* **Given task**:
Drop every picture, then transcribe the remaining data exactly.

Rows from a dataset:
====

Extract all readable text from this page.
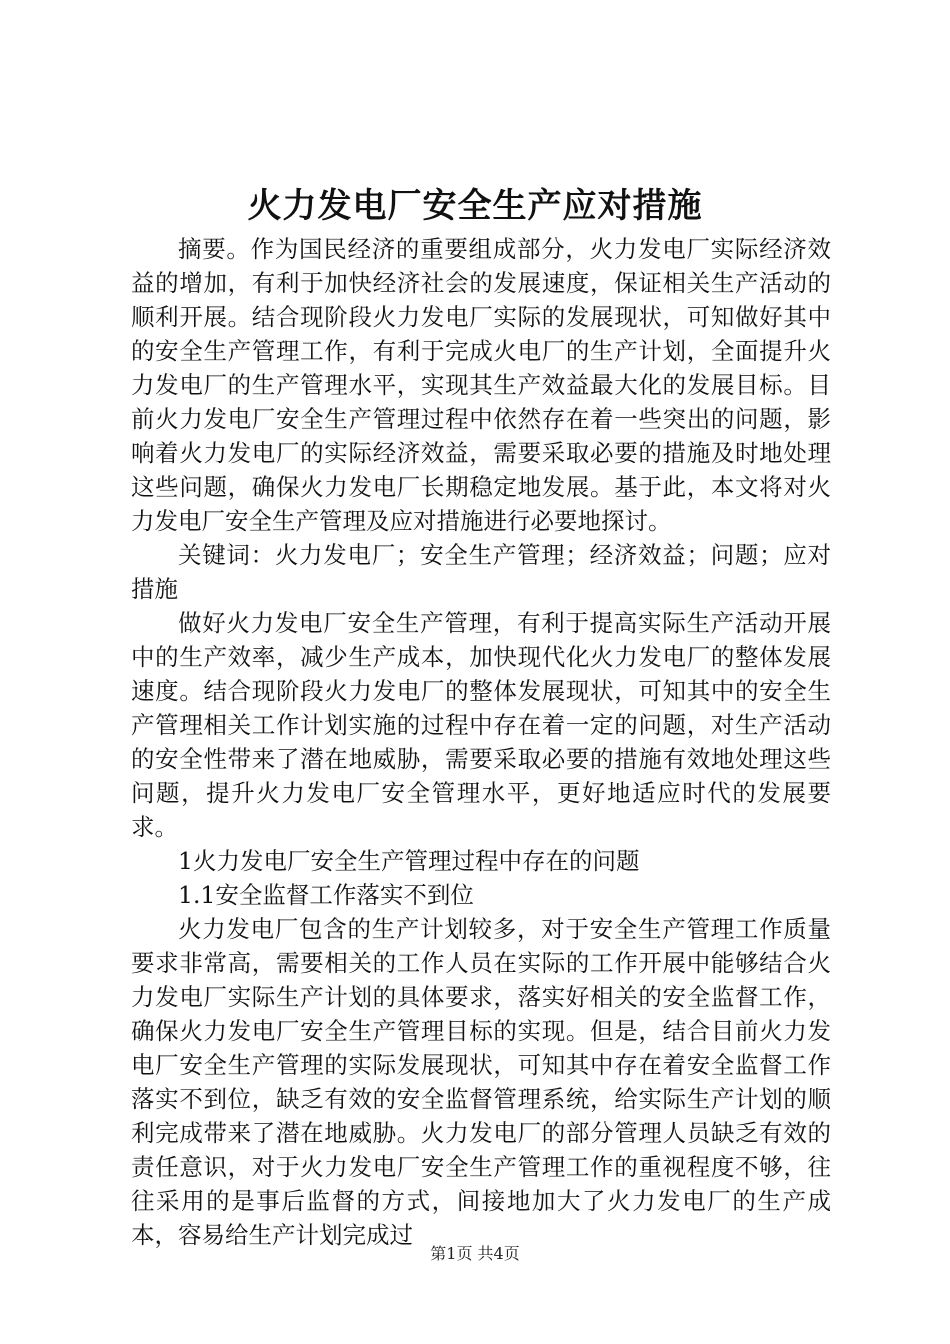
火力发电厂安全生产应对措施

摘要。作为国民经济的重要组成部分，火力发电厂实际经济效益的增加，有利于加快经济社会的发展速度，保证相关生产活动的顺利开展。结合现阶段火力发电厂实际的发展现状，可知做好其中的安全生产管理工作，有利于完成火电厂的生产计划，全面提升火力发电厂的生产管理水平，实现其生产效益最大化的发展目标。目前火力发电厂安全生产管理过程中依然存在着一些突出的问题，影响着火力发电厂的实际经济效益，需要采取必要的措施及时地处理这些问题，确保火力发电厂长期稳定地发展。基于此，本文将对火力发电厂安全生产管理及应对措施进行必要地探讨。

关键词：火力发电厂；安全生产管理；经济效益；问题；应对措施

做好火力发电厂安全生产管理，有利于提高实际生产活动开展中的生产效率，减少生产成本，加快现代化火力发电厂的整体发展速度。结合现阶段火力发电厂的整体发展现状，可知其中的安全生产管理相关工作计划实施的过程中存在着一定的问题，对生产活动的安全性带来了潜在地威胁，需要采取必要的措施有效地处理这些问题，提升火力发电厂安全管理水平，更好地适应时代的发展要求。

1火力发电厂安全生产管理过程中存在的问题

1.1安全监督工作落实不到位

火力发电厂包含的生产计划较多，对于安全生产管理工作质量要求非常高，需要相关的工作人员在实际的工作开展中能够结合火力发电厂实际生产计划的具体要求，落实好相关的安全监督工作，确保火力发电厂安全生产管理目标的实现。但是，结合目前火力发电厂安全生产管理的实际发展现状，可知其中存在着安全监督工作落实不到位，缺乏有效的安全监督管理系统，给实际生产计划的顺利完成带来了潜在地威胁。火力发电厂的部分管理人员缺乏有效的责任意识，对于火力发电厂安全生产管理工作的重视程度不够，往往采用的是事后监督的方式，间接地加大了火力发电厂的生产成本，容易给生产计划完成过

第1页 共4页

====

* **Written response**:
Extract all readable text from this page.
火力发电厂安全生产应对措施

摘要。作为国民经济的重要组成部分，火力发电厂实际经济效益的增加，有利于加快经济社会的发展速度，保证相关生产活动的顺利开展。结合现阶段火力发电厂实际的发展现状，可知做好其中的安全生产管理工作，有利于完成火电厂的生产计划，全面提升火力发电厂的生产管理水平，实现其生产效益最大化的发展目标。目前火力发电厂安全生产管理过程中依然存在着一些突出的问题，影响着火力发电厂的实际经济效益，需要采取必要的措施及时地处理这些问题，确保火力发电厂长期稳定地发展。基于此，本文将对火力发电厂安全生产管理及应对措施进行必要地探讨。

关键词：火力发电厂；安全生产管理；经济效益；问题；应对措施

做好火力发电厂安全生产管理，有利于提高实际生产活动开展中的生产效率，减少生产成本，加快现代化火力发电厂的整体发展速度。结合现阶段火力发电厂的整体发展现状，可知其中的安全生产管理相关工作计划实施的过程中存在着一定的问题，对生产活动的安全性带来了潜在地威胁，需要采取必要的措施有效地处理这些问题，提升火力发电厂安全管理水平，更好地适应时代的发展要求。

1火力发电厂安全生产管理过程中存在的问题

1.1安全监督工作落实不到位

火力发电厂包含的生产计划较多，对于安全生产管理工作质量要求非常高，需要相关的工作人员在实际的工作开展中能够结合火力发电厂实际生产计划的具体要求，落实好相关的安全监督工作，确保火力发电厂安全生产管理目标的实现。但是，结合目前火力发电厂安全生产管理的实际发展现状，可知其中存在着安全监督工作落实不到位，缺乏有效的安全监督管理系统，给实际生产计划的顺利完成带来了潜在地威胁。火力发电厂的部分管理人员缺乏有效的责任意识，对于火力发电厂安全生产管理工作的重视程度不够，往往采用的是事后监督的方式，间接地加大了火力发电厂的生产成本，容易给生产计划完成过

第1页 共4页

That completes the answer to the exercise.